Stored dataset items
* * * *

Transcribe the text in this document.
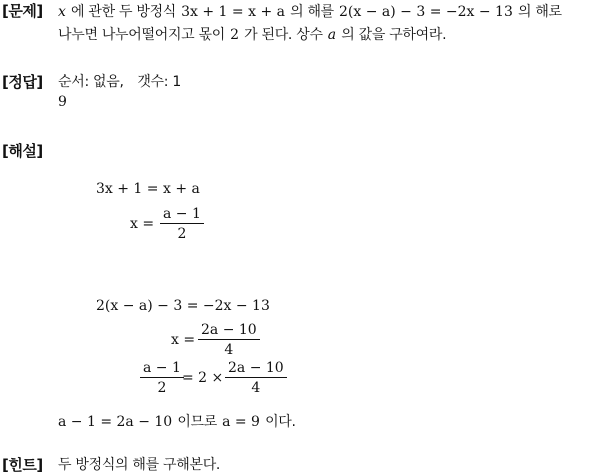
[문제] x 에 관한 두 방정식 3x + 1 = x + a 의 해를 2(x − a) − 3 = −2x − 13 의 해로
나누면 나누어떨어지고 몫이 2 가 된다. 상수 a 의 값을 구하여라.
[정답] 순서: 없음,　갯수: 1
9
[해설]
3x + 1 = x + a
x =
a − 1
2
2(x − a) − 3 = −2x − 13
x =
2a − 10
4
a − 1
2
= 2 ×
2a − 10
4
a − 1 = 2a − 10 이므로 a = 9 이다.
[힌트] 두 방정식의 해를 구해본다.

* * * *

**AIM:**
Print the complete listing exactly, apart from any pictures.

**THE RESPONSE:**
Transcribe the text in this document.
[문제] x 에 관한 두 방정식 3x + 1 = x + a 의 해를 2(x − a) − 3 = −2x − 13 의 해로
나누면 나누어떨어지고 몫이 2 가 된다. 상수 a 의 값을 구하여라.
[정답] 순서: 없음,　갯수: 1
9
[해설]
3x + 1 = x + a
x =
a − 1
2
2(x − a) − 3 = −2x − 13
x =
2a − 10
4
a − 1
2
= 2 ×
2a − 10
4
a − 1 = 2a − 10 이므로 a = 9 이다.
[힌트] 두 방정식의 해를 구해본다.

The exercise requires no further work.